Start

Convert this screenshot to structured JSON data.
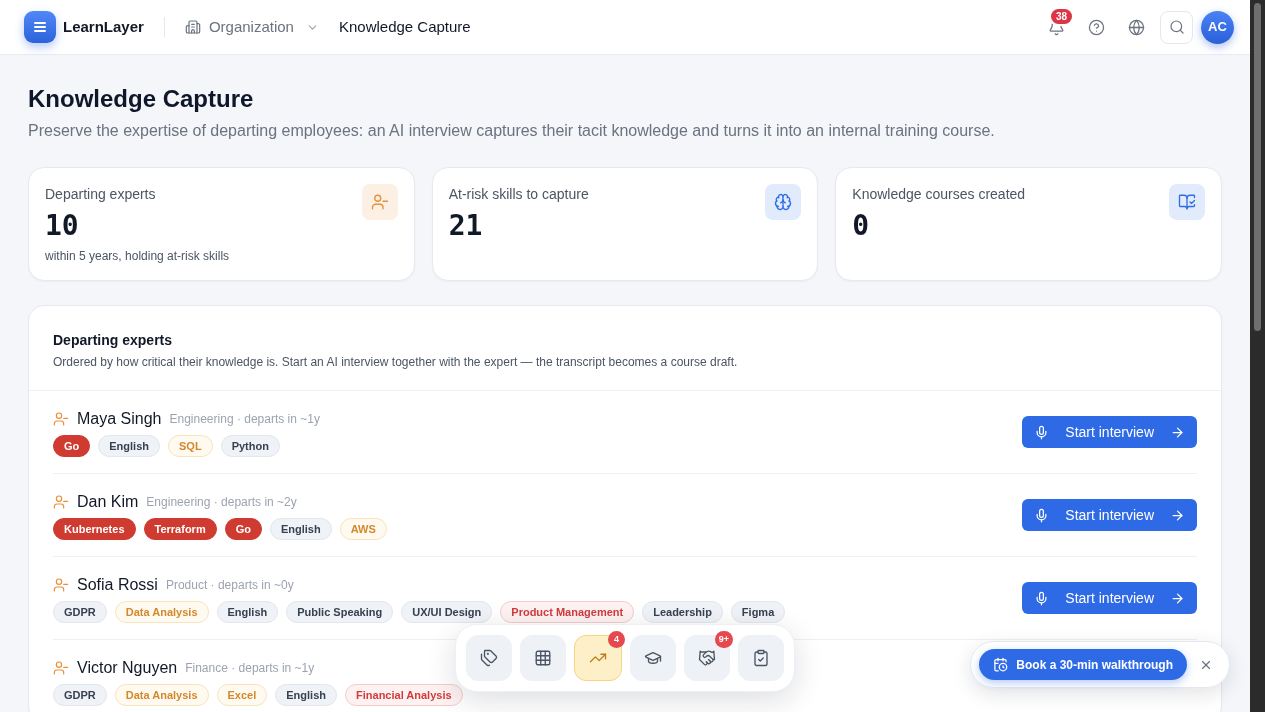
{
  "header": {
    "brand": "LearnLayer",
    "breadcrumbs": [
      {
        "label": "Organization",
        "kind": "dropdown"
      },
      {
        "label": "Knowledge Capture",
        "kind": "current"
      }
    ],
    "notification_count": "38",
    "avatar_initials": "AC"
  },
  "page": {
    "title": "Knowledge Capture",
    "subtitle": "Preserve the expertise of departing employees: an AI interview captures their tacit knowledge and turns it into an internal training course."
  },
  "stats": [
    {
      "label": "Departing experts",
      "value": "10",
      "note": "within 5 years, holding at-risk skills",
      "color": "#e8913a"
    },
    {
      "label": "At-risk skills to capture",
      "value": "21",
      "color": "#2f6fe4"
    },
    {
      "label": "Knowledge courses created",
      "value": "0",
      "color": "#2f6fe4"
    }
  ],
  "experts_panel": {
    "title": "Departing experts",
    "description": "Ordered by how critical their knowledge is. Start an AI interview together with the expert — the transcript becomes a course draft.",
    "experts": [
      {
        "name": "Maya Singh",
        "meta": "Engineering · departs in ~1y",
        "tags": [
          {
            "label": "Go",
            "kind": "critical"
          },
          {
            "label": "English",
            "kind": "low"
          },
          {
            "label": "SQL",
            "kind": "medium"
          },
          {
            "label": "Python",
            "kind": "low"
          }
        ],
        "action": "Start interview"
      },
      {
        "name": "Dan Kim",
        "meta": "Engineering · departs in ~2y",
        "tags": [
          {
            "label": "Kubernetes",
            "kind": "critical"
          },
          {
            "label": "Terraform",
            "kind": "critical"
          },
          {
            "label": "Go",
            "kind": "critical"
          },
          {
            "label": "English",
            "kind": "low"
          },
          {
            "label": "AWS",
            "kind": "medium"
          }
        ],
        "action": "Start interview"
      },
      {
        "name": "Sofia Rossi",
        "meta": "Product · departs in ~0y",
        "tags": [
          {
            "label": "GDPR",
            "kind": "low"
          },
          {
            "label": "Data Analysis",
            "kind": "medium"
          },
          {
            "label": "English",
            "kind": "low"
          },
          {
            "label": "Public Speaking",
            "kind": "low"
          },
          {
            "label": "UX/UI Design",
            "kind": "low"
          },
          {
            "label": "Product Management",
            "kind": "high"
          },
          {
            "label": "Leadership",
            "kind": "low"
          },
          {
            "label": "Figma",
            "kind": "low"
          }
        ],
        "action": "Start interview"
      },
      {
        "name": "Victor Nguyen",
        "meta": "Finance · departs in ~1y",
        "tags": [
          {
            "label": "GDPR",
            "kind": "low"
          },
          {
            "label": "Data Analysis",
            "kind": "medium"
          },
          {
            "label": "Excel",
            "kind": "medium"
          },
          {
            "label": "English",
            "kind": "low"
          },
          {
            "label": "Financial Analysis",
            "kind": "high"
          }
        ]
      }
    ]
  },
  "dock": [
    {
      "selected": false
    },
    {
      "selected": false
    },
    {
      "selected": true,
      "badge": "4"
    },
    {
      "selected": false
    },
    {
      "selected": false,
      "badge": "9+"
    },
    {
      "selected": false
    }
  ],
  "walkthrough_toast": {
    "label": "Book a 30-min walkthrough"
  }
}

End

**WHAT IS EXPECTED**
Output the lines above in full and exactly as given, omitting any pictures.

**WRITTEN REPLY**
Convert this screenshot to structured JSON data.
{
  "header": {
    "brand": "LearnLayer",
    "breadcrumbs": [
      {
        "label": "Organization",
        "kind": "dropdown"
      },
      {
        "label": "Knowledge Capture",
        "kind": "current"
      }
    ],
    "notification_count": "38",
    "avatar_initials": "AC"
  },
  "page": {
    "title": "Knowledge Capture",
    "subtitle": "Preserve the expertise of departing employees: an AI interview captures their tacit knowledge and turns it into an internal training course."
  },
  "stats": [
    {
      "label": "Departing experts",
      "value": "10",
      "note": "within 5 years, holding at-risk skills",
      "color": "#e8913a"
    },
    {
      "label": "At-risk skills to capture",
      "value": "21",
      "color": "#2f6fe4"
    },
    {
      "label": "Knowledge courses created",
      "value": "0",
      "color": "#2f6fe4"
    }
  ],
  "experts_panel": {
    "title": "Departing experts",
    "description": "Ordered by how critical their knowledge is. Start an AI interview together with the expert — the transcript becomes a course draft.",
    "experts": [
      {
        "name": "Maya Singh",
        "meta": "Engineering · departs in ~1y",
        "tags": [
          {
            "label": "Go",
            "kind": "critical"
          },
          {
            "label": "English",
            "kind": "low"
          },
          {
            "label": "SQL",
            "kind": "medium"
          },
          {
            "label": "Python",
            "kind": "low"
          }
        ],
        "action": "Start interview"
      },
      {
        "name": "Dan Kim",
        "meta": "Engineering · departs in ~2y",
        "tags": [
          {
            "label": "Kubernetes",
            "kind": "critical"
          },
          {
            "label": "Terraform",
            "kind": "critical"
          },
          {
            "label": "Go",
            "kind": "critical"
          },
          {
            "label": "English",
            "kind": "low"
          },
          {
            "label": "AWS",
            "kind": "medium"
          }
        ],
        "action": "Start interview"
      },
      {
        "name": "Sofia Rossi",
        "meta": "Product · departs in ~0y",
        "tags": [
          {
            "label": "GDPR",
            "kind": "low"
          },
          {
            "label": "Data Analysis",
            "kind": "medium"
          },
          {
            "label": "English",
            "kind": "low"
          },
          {
            "label": "Public Speaking",
            "kind": "low"
          },
          {
            "label": "UX/UI Design",
            "kind": "low"
          },
          {
            "label": "Product Management",
            "kind": "high"
          },
          {
            "label": "Leadership",
            "kind": "low"
          },
          {
            "label": "Figma",
            "kind": "low"
          }
        ],
        "action": "Start interview"
      },
      {
        "name": "Victor Nguyen",
        "meta": "Finance · departs in ~1y",
        "tags": [
          {
            "label": "GDPR",
            "kind": "low"
          },
          {
            "label": "Data Analysis",
            "kind": "medium"
          },
          {
            "label": "Excel",
            "kind": "medium"
          },
          {
            "label": "English",
            "kind": "low"
          },
          {
            "label": "Financial Analysis",
            "kind": "high"
          }
        ]
      }
    ]
  },
  "dock": [
    {
      "selected": false
    },
    {
      "selected": false
    },
    {
      "selected": true,
      "badge": "4"
    },
    {
      "selected": false
    },
    {
      "selected": false,
      "badge": "9+"
    },
    {
      "selected": false
    }
  ],
  "walkthrough_toast": {
    "label": "Book a 30-min walkthrough"
  }
}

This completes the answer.